GIVEN INSTRUCTION: Copy out each line that has "Update" in it.

[Dataset items]
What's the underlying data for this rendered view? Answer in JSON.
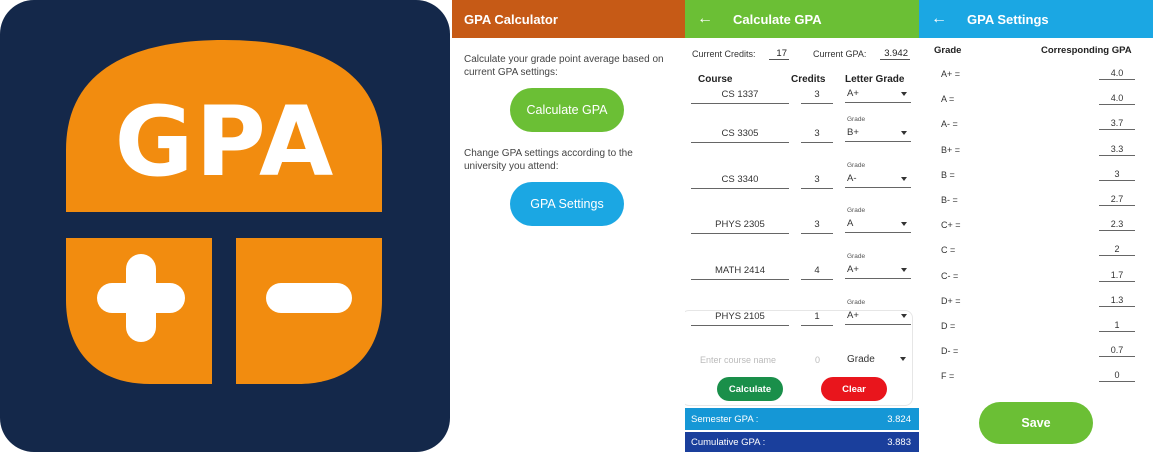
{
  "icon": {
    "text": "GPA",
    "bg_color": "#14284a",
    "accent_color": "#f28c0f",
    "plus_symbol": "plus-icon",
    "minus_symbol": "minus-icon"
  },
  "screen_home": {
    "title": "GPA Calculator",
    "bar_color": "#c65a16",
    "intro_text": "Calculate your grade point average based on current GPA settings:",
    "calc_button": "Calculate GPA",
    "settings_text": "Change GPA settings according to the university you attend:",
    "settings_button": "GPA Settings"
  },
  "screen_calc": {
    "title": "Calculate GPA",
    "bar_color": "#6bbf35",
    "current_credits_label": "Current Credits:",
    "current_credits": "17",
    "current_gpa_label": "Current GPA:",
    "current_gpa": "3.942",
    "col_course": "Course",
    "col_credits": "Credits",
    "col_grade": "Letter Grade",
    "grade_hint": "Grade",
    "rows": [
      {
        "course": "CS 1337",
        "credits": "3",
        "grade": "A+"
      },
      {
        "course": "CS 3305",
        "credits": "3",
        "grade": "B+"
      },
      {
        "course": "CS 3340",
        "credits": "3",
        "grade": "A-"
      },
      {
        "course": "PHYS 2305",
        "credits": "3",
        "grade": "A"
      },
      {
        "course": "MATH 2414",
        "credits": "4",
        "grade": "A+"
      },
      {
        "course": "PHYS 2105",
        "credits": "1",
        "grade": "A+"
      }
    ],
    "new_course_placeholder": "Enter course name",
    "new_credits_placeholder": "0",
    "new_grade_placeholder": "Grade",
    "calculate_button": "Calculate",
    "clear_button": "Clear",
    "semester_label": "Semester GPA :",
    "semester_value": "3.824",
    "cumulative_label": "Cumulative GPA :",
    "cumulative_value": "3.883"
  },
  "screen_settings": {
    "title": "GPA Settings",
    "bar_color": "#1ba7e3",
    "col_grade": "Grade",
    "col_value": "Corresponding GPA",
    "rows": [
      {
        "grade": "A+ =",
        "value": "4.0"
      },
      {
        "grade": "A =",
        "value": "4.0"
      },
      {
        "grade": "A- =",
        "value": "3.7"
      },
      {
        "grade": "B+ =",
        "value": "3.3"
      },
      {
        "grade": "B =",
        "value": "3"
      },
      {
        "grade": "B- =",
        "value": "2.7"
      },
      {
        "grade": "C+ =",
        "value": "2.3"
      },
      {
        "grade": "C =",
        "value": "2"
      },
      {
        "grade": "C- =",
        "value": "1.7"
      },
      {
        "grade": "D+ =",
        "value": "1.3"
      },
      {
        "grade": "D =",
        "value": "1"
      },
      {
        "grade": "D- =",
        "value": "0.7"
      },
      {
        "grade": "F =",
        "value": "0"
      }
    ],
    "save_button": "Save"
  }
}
---
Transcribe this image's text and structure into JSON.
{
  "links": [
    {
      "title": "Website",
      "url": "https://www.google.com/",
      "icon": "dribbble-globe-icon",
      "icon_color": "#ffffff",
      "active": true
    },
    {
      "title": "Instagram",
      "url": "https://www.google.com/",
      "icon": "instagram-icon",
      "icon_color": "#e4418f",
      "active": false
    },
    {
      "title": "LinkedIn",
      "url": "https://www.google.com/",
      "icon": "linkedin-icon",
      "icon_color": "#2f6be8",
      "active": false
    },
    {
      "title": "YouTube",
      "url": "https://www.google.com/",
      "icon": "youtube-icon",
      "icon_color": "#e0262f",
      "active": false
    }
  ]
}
--
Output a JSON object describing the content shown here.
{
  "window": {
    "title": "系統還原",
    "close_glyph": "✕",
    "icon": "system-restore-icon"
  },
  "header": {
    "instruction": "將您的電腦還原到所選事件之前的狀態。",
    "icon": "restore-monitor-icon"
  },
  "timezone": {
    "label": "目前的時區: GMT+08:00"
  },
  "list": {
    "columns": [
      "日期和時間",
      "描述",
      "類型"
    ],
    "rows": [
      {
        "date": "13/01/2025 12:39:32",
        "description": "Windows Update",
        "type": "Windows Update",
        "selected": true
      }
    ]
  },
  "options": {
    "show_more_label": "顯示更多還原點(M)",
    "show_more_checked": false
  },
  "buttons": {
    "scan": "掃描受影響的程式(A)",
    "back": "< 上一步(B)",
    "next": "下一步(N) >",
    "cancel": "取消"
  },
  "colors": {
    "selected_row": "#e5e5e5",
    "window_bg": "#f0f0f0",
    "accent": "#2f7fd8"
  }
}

SOLUTION:
        "description": "Windows Update",
        "type": "Windows Update",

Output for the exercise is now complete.